___ RECORD EXCERPTS

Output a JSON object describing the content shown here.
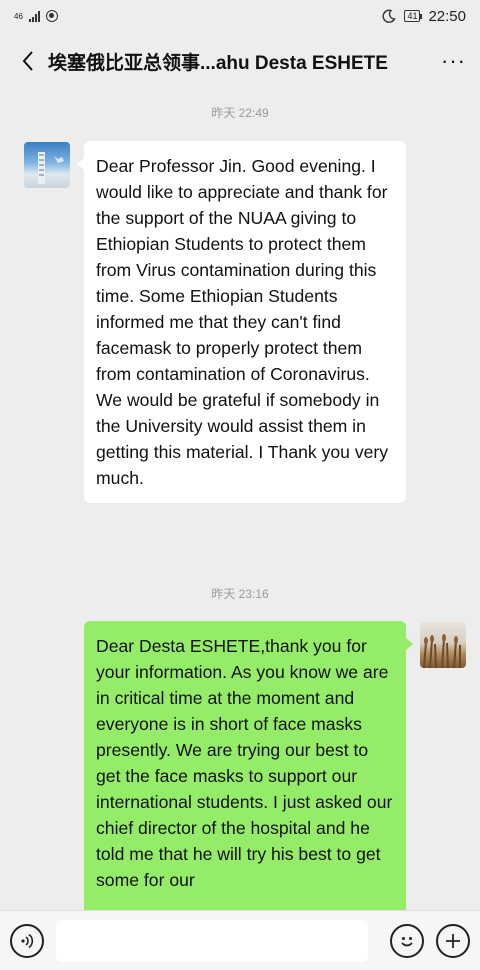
{
  "status_bar": {
    "network": "46",
    "battery": "41",
    "time": "22:50",
    "icons": [
      "signal-icon",
      "hotspot-icon",
      "moon-icon",
      "battery-icon"
    ]
  },
  "header": {
    "title": "埃塞俄比亚总领事...ahu Desta ESHETE",
    "back_icon": "chevron-left-icon",
    "more_label": "···"
  },
  "messages": [
    {
      "timestamp": "昨天 22:49",
      "direction": "incoming",
      "text": "Dear Professor Jin. Good evening. I would like to appreciate and thank for the support of the NUAA giving to  Ethiopian Students to protect them from Virus contamination during this time. Some Ethiopian Students informed me that they can't find  facemask to properly protect them from contamination of Coronavirus. We would be grateful if somebody in the University would assist them in getting this material. I Thank you very much."
    },
    {
      "timestamp": "昨天 23:16",
      "direction": "outgoing",
      "text": "Dear Desta ESHETE,thank you for your information.  As you know we are in critical time at the moment and everyone is in short of face masks presently. We are trying our best to get the face masks to support our international students. I just asked our chief  director of the hospital and he told me that he will try his best to get some for our"
    }
  ],
  "input_bar": {
    "voice_icon": "voice-icon",
    "emoji_icon": "emoji-icon",
    "plus_icon": "plus-icon",
    "colors": {
      "outgoing_bubble": "#95ec69",
      "incoming_bubble": "#ffffff",
      "background": "#ededed"
    }
  }
}
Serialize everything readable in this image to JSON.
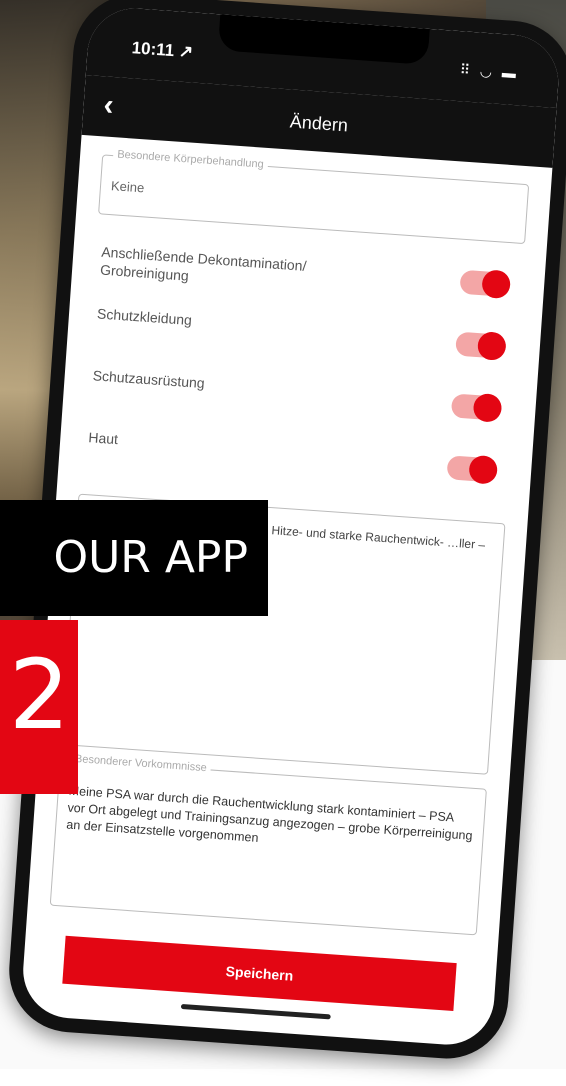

______

ACTION ITEM
Repeat the material verbatim but without any of its pictures.

EXERCISE SOLUTION
Output a JSON object describing the content shown here.
{
  "status_bar": {
    "network": "46",
    "battery": "41",
    "time": "22:50",
    "icons": [
      "signal-icon",
      "hotspot-icon",
      "moon-icon",
      "battery-icon"
    ]
  },
  "header": {
    "title": "埃塞俄比亚总领事...ahu Desta ESHETE",
    "back_icon": "chevron-left-icon",
    "more_label": "···"
  },
  "messages": [
    {
      "timestamp": "昨天 22:49",
      "direction": "incoming",
      "text": "Dear Professor Jin. Good evening. I would like to appreciate and thank for the support of the NUAA giving to  Ethiopian Students to protect them from Virus contamination during this time. Some Ethiopian Students informed me that they can't find  facemask to properly protect them from contamination of Coronavirus. We would be grateful if somebody in the University would assist them in getting this material. I Thank you very much."
    },
    {
      "timestamp": "昨天 23:16",
      "direction": "outgoing",
      "text": "Dear Desta ESHETE,thank you for your information.  As you know we are in critical time at the moment and everyone is in short of face masks presently. We are trying our best to get the face masks to support our international students. I just asked our chief  director of the hospital and he told me that he will try his best to get some for our"
    }
  ],
  "input_bar": {
    "voice_icon": "voice-icon",
    "emoji_icon": "emoji-icon",
    "plus_icon": "plus-icon",
    "colors": {
      "outgoing_bubble": "#95ec69",
      "incoming_bubble": "#ffffff",
      "background": "#ededed"
    }
  }
}
Serialize everything readable in this image to JSON.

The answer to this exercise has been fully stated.